Aim:
In full and without alteration, repeat the material.
---------------
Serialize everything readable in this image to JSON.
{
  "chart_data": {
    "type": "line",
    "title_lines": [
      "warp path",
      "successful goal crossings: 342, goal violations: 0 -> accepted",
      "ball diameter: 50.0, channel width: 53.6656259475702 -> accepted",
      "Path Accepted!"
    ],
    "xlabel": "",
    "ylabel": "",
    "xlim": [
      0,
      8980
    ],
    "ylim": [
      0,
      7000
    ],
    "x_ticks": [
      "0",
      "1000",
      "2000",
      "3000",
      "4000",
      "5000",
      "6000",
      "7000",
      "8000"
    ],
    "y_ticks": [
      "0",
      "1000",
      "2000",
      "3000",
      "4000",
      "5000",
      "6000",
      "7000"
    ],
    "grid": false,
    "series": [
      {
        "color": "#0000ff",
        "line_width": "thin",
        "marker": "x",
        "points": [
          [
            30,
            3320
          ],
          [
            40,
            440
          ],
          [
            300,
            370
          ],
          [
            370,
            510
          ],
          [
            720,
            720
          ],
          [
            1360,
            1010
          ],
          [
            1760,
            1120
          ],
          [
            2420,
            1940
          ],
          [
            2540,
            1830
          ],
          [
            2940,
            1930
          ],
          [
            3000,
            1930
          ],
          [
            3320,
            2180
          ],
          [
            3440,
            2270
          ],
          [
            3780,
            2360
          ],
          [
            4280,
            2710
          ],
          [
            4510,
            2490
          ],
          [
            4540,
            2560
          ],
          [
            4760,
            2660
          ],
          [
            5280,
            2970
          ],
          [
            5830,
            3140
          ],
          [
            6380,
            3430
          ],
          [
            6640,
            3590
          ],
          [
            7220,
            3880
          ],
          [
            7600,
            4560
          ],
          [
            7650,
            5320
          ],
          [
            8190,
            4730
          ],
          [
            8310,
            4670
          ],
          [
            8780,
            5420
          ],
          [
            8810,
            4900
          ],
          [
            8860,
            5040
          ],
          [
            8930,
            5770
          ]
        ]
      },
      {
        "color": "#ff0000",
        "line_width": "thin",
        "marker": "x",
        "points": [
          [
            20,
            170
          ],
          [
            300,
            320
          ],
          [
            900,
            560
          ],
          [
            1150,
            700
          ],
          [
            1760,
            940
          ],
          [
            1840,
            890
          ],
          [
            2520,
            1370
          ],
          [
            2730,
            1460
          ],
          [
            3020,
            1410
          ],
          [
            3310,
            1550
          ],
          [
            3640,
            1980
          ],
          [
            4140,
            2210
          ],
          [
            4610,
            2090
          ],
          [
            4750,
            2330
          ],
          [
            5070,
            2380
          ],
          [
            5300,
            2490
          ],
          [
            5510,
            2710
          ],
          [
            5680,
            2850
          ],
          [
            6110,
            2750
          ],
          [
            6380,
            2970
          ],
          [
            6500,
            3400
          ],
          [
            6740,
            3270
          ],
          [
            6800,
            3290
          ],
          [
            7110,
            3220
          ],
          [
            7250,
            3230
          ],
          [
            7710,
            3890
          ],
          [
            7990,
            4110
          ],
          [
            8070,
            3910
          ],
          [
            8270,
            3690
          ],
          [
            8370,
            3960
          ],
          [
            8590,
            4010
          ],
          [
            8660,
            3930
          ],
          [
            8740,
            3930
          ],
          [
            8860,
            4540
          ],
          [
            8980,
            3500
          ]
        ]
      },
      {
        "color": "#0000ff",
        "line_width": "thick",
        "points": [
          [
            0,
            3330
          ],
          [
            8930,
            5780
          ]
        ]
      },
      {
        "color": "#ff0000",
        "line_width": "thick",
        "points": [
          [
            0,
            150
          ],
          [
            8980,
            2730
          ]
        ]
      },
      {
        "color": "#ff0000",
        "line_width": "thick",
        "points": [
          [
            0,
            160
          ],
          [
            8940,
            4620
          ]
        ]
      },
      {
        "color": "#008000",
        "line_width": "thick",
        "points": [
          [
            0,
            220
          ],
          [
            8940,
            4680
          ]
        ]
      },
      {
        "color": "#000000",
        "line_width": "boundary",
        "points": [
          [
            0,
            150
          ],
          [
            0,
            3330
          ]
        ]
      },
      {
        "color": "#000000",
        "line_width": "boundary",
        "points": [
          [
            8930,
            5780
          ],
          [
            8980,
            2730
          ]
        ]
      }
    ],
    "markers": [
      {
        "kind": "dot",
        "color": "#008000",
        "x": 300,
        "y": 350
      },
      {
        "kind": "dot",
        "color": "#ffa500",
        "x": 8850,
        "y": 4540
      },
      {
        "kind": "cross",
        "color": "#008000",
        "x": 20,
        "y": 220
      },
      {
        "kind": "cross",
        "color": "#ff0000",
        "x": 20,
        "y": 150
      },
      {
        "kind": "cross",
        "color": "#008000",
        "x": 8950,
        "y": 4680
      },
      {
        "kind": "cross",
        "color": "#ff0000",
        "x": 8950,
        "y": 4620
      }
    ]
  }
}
---------------
Solution to this task:
Serialize everything readable in this image to JSON.
{
  "chart_data": {
    "type": "line",
    "title_lines": [
      "warp path",
      "successful goal crossings: 342, goal violations: 0 -> accepted",
      "ball diameter: 50.0, channel width: 53.6656259475702 -> accepted",
      "Path Accepted!"
    ],
    "xlabel": "",
    "ylabel": "",
    "xlim": [
      0,
      8980
    ],
    "ylim": [
      0,
      7000
    ],
    "x_ticks": [
      "0",
      "1000",
      "2000",
      "3000",
      "4000",
      "5000",
      "6000",
      "7000",
      "8000"
    ],
    "y_ticks": [
      "0",
      "1000",
      "2000",
      "3000",
      "4000",
      "5000",
      "6000",
      "7000"
    ],
    "grid": false,
    "series": [
      {
        "color": "#0000ff",
        "line_width": "thin",
        "marker": "x",
        "points": [
          [
            30,
            3320
          ],
          [
            40,
            440
          ],
          [
            300,
            370
          ],
          [
            370,
            510
          ],
          [
            720,
            720
          ],
          [
            1360,
            1010
          ],
          [
            1760,
            1120
          ],
          [
            2420,
            1940
          ],
          [
            2540,
            1830
          ],
          [
            2940,
            1930
          ],
          [
            3000,
            1930
          ],
          [
            3320,
            2180
          ],
          [
            3440,
            2270
          ],
          [
            3780,
            2360
          ],
          [
            4280,
            2710
          ],
          [
            4510,
            2490
          ],
          [
            4540,
            2560
          ],
          [
            4760,
            2660
          ],
          [
            5280,
            2970
          ],
          [
            5830,
            3140
          ],
          [
            6380,
            3430
          ],
          [
            6640,
            3590
          ],
          [
            7220,
            3880
          ],
          [
            7600,
            4560
          ],
          [
            7650,
            5320
          ],
          [
            8190,
            4730
          ],
          [
            8310,
            4670
          ],
          [
            8780,
            5420
          ],
          [
            8810,
            4900
          ],
          [
            8860,
            5040
          ],
          [
            8930,
            5770
          ]
        ]
      },
      {
        "color": "#ff0000",
        "line_width": "thin",
        "marker": "x",
        "points": [
          [
            20,
            170
          ],
          [
            300,
            320
          ],
          [
            900,
            560
          ],
          [
            1150,
            700
          ],
          [
            1760,
            940
          ],
          [
            1840,
            890
          ],
          [
            2520,
            1370
          ],
          [
            2730,
            1460
          ],
          [
            3020,
            1410
          ],
          [
            3310,
            1550
          ],
          [
            3640,
            1980
          ],
          [
            4140,
            2210
          ],
          [
            4610,
            2090
          ],
          [
            4750,
            2330
          ],
          [
            5070,
            2380
          ],
          [
            5300,
            2490
          ],
          [
            5510,
            2710
          ],
          [
            5680,
            2850
          ],
          [
            6110,
            2750
          ],
          [
            6380,
            2970
          ],
          [
            6500,
            3400
          ],
          [
            6740,
            3270
          ],
          [
            6800,
            3290
          ],
          [
            7110,
            3220
          ],
          [
            7250,
            3230
          ],
          [
            7710,
            3890
          ],
          [
            7990,
            4110
          ],
          [
            8070,
            3910
          ],
          [
            8270,
            3690
          ],
          [
            8370,
            3960
          ],
          [
            8590,
            4010
          ],
          [
            8660,
            3930
          ],
          [
            8740,
            3930
          ],
          [
            8860,
            4540
          ],
          [
            8980,
            3500
          ]
        ]
      },
      {
        "color": "#0000ff",
        "line_width": "thick",
        "points": [
          [
            0,
            3330
          ],
          [
            8930,
            5780
          ]
        ]
      },
      {
        "color": "#ff0000",
        "line_width": "thick",
        "points": [
          [
            0,
            150
          ],
          [
            8980,
            2730
          ]
        ]
      },
      {
        "color": "#ff0000",
        "line_width": "thick",
        "points": [
          [
            0,
            160
          ],
          [
            8940,
            4620
          ]
        ]
      },
      {
        "color": "#008000",
        "line_width": "thick",
        "points": [
          [
            0,
            220
          ],
          [
            8940,
            4680
          ]
        ]
      },
      {
        "color": "#000000",
        "line_width": "boundary",
        "points": [
          [
            0,
            150
          ],
          [
            0,
            3330
          ]
        ]
      },
      {
        "color": "#000000",
        "line_width": "boundary",
        "points": [
          [
            8930,
            5780
          ],
          [
            8980,
            2730
          ]
        ]
      }
    ],
    "markers": [
      {
        "kind": "dot",
        "color": "#008000",
        "x": 300,
        "y": 350
      },
      {
        "kind": "dot",
        "color": "#ffa500",
        "x": 8850,
        "y": 4540
      },
      {
        "kind": "cross",
        "color": "#008000",
        "x": 20,
        "y": 220
      },
      {
        "kind": "cross",
        "color": "#ff0000",
        "x": 20,
        "y": 150
      },
      {
        "kind": "cross",
        "color": "#008000",
        "x": 8950,
        "y": 4680
      },
      {
        "kind": "cross",
        "color": "#ff0000",
        "x": 8950,
        "y": 4620
      }
    ]
  }
}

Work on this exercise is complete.